### [DIRECTION]
Single out the lines that include the word "Рыбак". Copy them.

[Data entries]
☆ ☆ ☆ ☆

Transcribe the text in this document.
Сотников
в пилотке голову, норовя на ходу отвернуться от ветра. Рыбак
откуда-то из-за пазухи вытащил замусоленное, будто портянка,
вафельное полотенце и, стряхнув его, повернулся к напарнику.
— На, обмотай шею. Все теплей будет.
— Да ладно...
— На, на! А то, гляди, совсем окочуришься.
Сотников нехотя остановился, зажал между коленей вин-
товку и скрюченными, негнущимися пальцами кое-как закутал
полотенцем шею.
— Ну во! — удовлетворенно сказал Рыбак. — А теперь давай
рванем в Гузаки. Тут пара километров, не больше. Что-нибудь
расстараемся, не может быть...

☆ ☆ ☆ ☆

### [TASK OUTPUT]
в пилотке голову, норовя на ходу отвернуться от ветра. Рыбак
— Ну во! — удовлетворенно сказал Рыбак. — А теперь давай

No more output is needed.